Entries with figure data
** Start **

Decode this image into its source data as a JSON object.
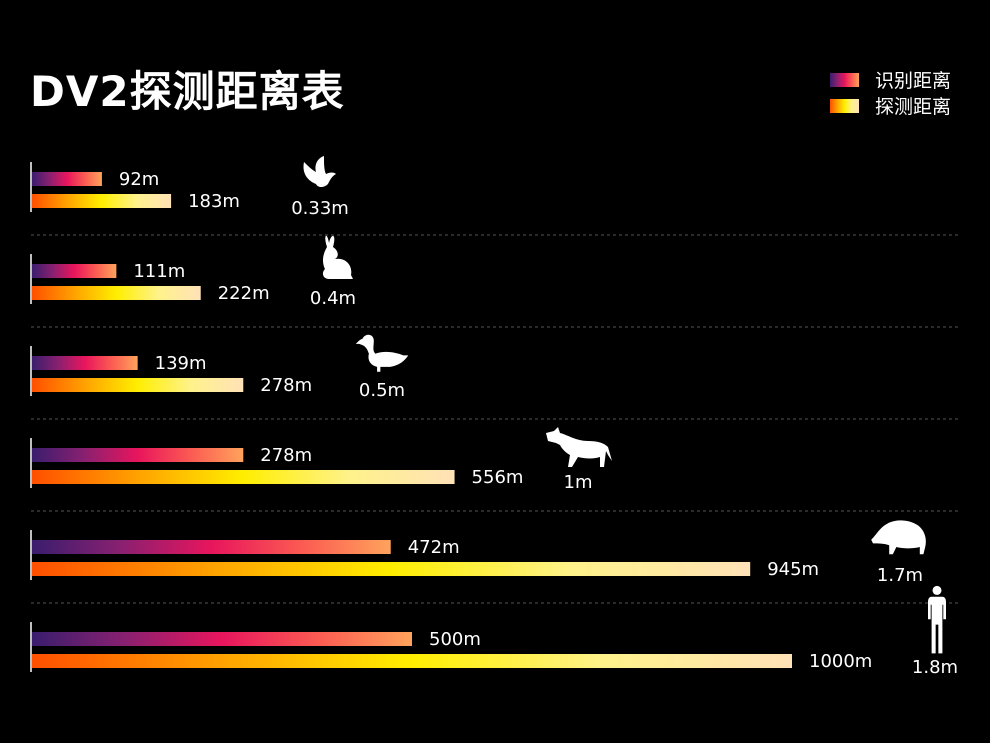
{
  "chart_data": {
    "type": "bar",
    "title": "DV2探测距离表",
    "series": [
      {
        "name": "识别距离",
        "values": [
          92,
          111,
          139,
          278,
          472,
          500
        ],
        "labels": [
          "92m",
          "111m",
          "139m",
          "278m",
          "472m",
          "500m"
        ]
      },
      {
        "name": "探测距离",
        "values": [
          183,
          222,
          278,
          556,
          945,
          1000
        ],
        "labels": [
          "183m",
          "222m",
          "278m",
          "556m",
          "945m",
          "1000m"
        ]
      }
    ],
    "categories": [
      "0.33m",
      "0.4m",
      "0.5m",
      "1m",
      "1.7m",
      "1.8m"
    ],
    "targets": [
      "bird-icon",
      "rabbit-icon",
      "duck-icon",
      "wolf-icon",
      "boar-icon",
      "human-icon"
    ],
    "legend": "top-right",
    "grid": false
  },
  "colors": {
    "background": "#000000",
    "recognition_gradient": [
      "#3a1d6e",
      "#8a2070",
      "#e8155d",
      "#fb5a52",
      "#ffa35c"
    ],
    "detection_gradient": [
      "#ff4f00",
      "#ffa200",
      "#ffee00",
      "#fff28a",
      "#ffe2b8"
    ],
    "divider": "#555555"
  }
}
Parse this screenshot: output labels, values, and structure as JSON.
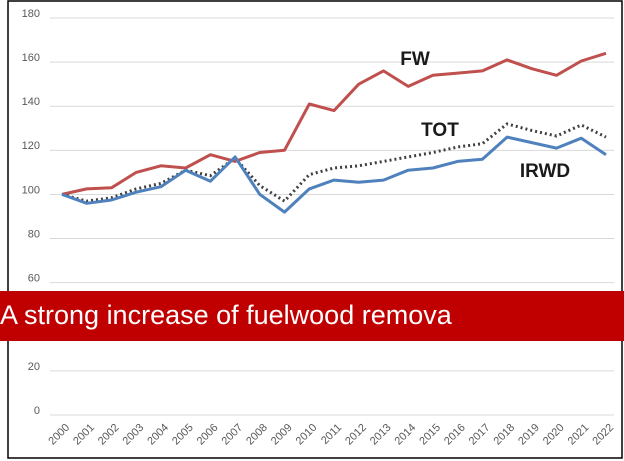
{
  "chart_data": {
    "type": "line",
    "annotation": "A strong increase of fuelwood remova",
    "categories": [
      "2000",
      "2001",
      "2002",
      "2003",
      "2004",
      "2005",
      "2006",
      "2007",
      "2008",
      "2009",
      "2010",
      "2011",
      "2012",
      "2013",
      "2014",
      "2015",
      "2016",
      "2017",
      "2018",
      "2019",
      "2020",
      "2021",
      "2022"
    ],
    "series": [
      {
        "name": "FW",
        "color": "#c0504d",
        "dash": false,
        "values": [
          100,
          102.5,
          103,
          110,
          113,
          112,
          118,
          115,
          119,
          120,
          141,
          138,
          150,
          156,
          149,
          154,
          155,
          156,
          161,
          157,
          154,
          160.5,
          164
        ]
      },
      {
        "name": "TOT",
        "color": "#404040",
        "dash": true,
        "values": [
          100,
          97,
          98.5,
          102.5,
          105,
          111,
          108.5,
          116.5,
          104,
          97,
          109,
          112,
          113,
          115,
          117,
          119,
          121.5,
          123,
          132,
          129,
          126.5,
          131.5,
          126
        ]
      },
      {
        "name": "IRWD",
        "color": "#4f81bd",
        "dash": false,
        "values": [
          100,
          96,
          97.5,
          101,
          103.5,
          111,
          106,
          117,
          100,
          92,
          102.5,
          106.5,
          105.5,
          106.5,
          111,
          112,
          115,
          116,
          126,
          123.5,
          121,
          125.5,
          118
        ]
      }
    ],
    "ylim": [
      0,
      180
    ],
    "yticks": [
      0,
      20,
      40,
      60,
      80,
      100,
      120,
      140,
      160,
      180
    ],
    "grid": true
  }
}
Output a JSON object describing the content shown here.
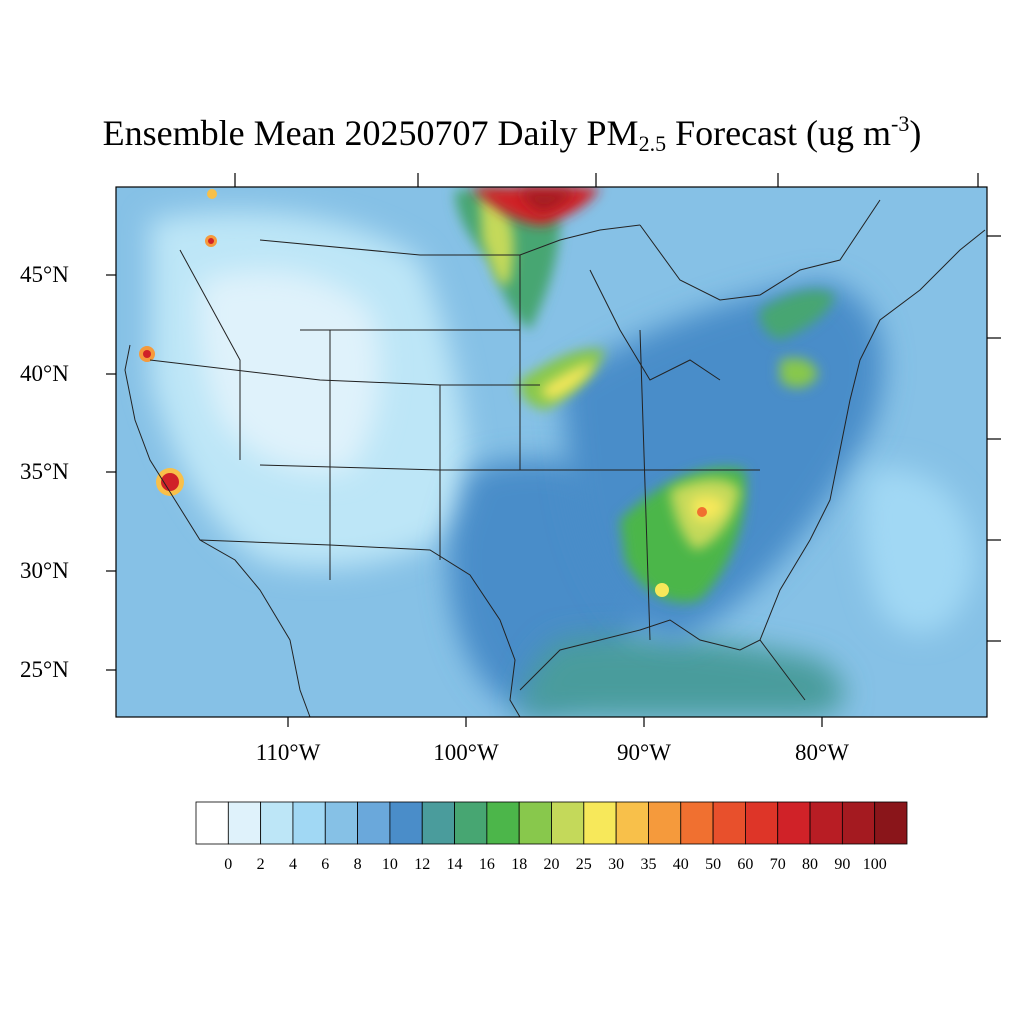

** End **

Transcribe the records above exactly as they appear, leaving out any pictures.

◆ **Solution**:
Decode this image into its source data as a JSON object.
{
  "chart_data": {
    "type": "bar",
    "title": "DV2探测距离表",
    "series": [
      {
        "name": "识别距离",
        "values": [
          92,
          111,
          139,
          278,
          472,
          500
        ],
        "labels": [
          "92m",
          "111m",
          "139m",
          "278m",
          "472m",
          "500m"
        ]
      },
      {
        "name": "探测距离",
        "values": [
          183,
          222,
          278,
          556,
          945,
          1000
        ],
        "labels": [
          "183m",
          "222m",
          "278m",
          "556m",
          "945m",
          "1000m"
        ]
      }
    ],
    "categories": [
      "0.33m",
      "0.4m",
      "0.5m",
      "1m",
      "1.7m",
      "1.8m"
    ],
    "targets": [
      "bird-icon",
      "rabbit-icon",
      "duck-icon",
      "wolf-icon",
      "boar-icon",
      "human-icon"
    ],
    "legend": "top-right",
    "grid": false
  },
  "colors": {
    "background": "#000000",
    "recognition_gradient": [
      "#3a1d6e",
      "#8a2070",
      "#e8155d",
      "#fb5a52",
      "#ffa35c"
    ],
    "detection_gradient": [
      "#ff4f00",
      "#ffa200",
      "#ffee00",
      "#fff28a",
      "#ffe2b8"
    ],
    "divider": "#555555"
  }
}
Parse this screenshot: output labels, values, and structure as JSON.
{
  "chart_data": {
    "type": "line",
    "annotation": "A strong increase of fuelwood remova",
    "categories": [
      "2000",
      "2001",
      "2002",
      "2003",
      "2004",
      "2005",
      "2006",
      "2007",
      "2008",
      "2009",
      "2010",
      "2011",
      "2012",
      "2013",
      "2014",
      "2015",
      "2016",
      "2017",
      "2018",
      "2019",
      "2020",
      "2021",
      "2022"
    ],
    "series": [
      {
        "name": "FW",
        "color": "#c0504d",
        "dash": false,
        "values": [
          100,
          102.5,
          103,
          110,
          113,
          112,
          118,
          115,
          119,
          120,
          141,
          138,
          150,
          156,
          149,
          154,
          155,
          156,
          161,
          157,
          154,
          160.5,
          164
        ]
      },
      {
        "name": "TOT",
        "color": "#404040",
        "dash": true,
        "values": [
          100,
          97,
          98.5,
          102.5,
          105,
          111,
          108.5,
          116.5,
          104,
          97,
          109,
          112,
          113,
          115,
          117,
          119,
          121.5,
          123,
          132,
          129,
          126.5,
          131.5,
          126
        ]
      },
      {
        "name": "IRWD",
        "color": "#4f81bd",
        "dash": false,
        "values": [
          100,
          96,
          97.5,
          101,
          103.5,
          111,
          106,
          117,
          100,
          92,
          102.5,
          106.5,
          105.5,
          106.5,
          111,
          112,
          115,
          116,
          126,
          123.5,
          121,
          125.5,
          118
        ]
      }
    ],
    "ylim": [
      0,
      180
    ],
    "yticks": [
      0,
      20,
      40,
      60,
      80,
      100,
      120,
      140,
      160,
      180
    ],
    "grid": true
  }
}
Output a JSON object describing the content shown here.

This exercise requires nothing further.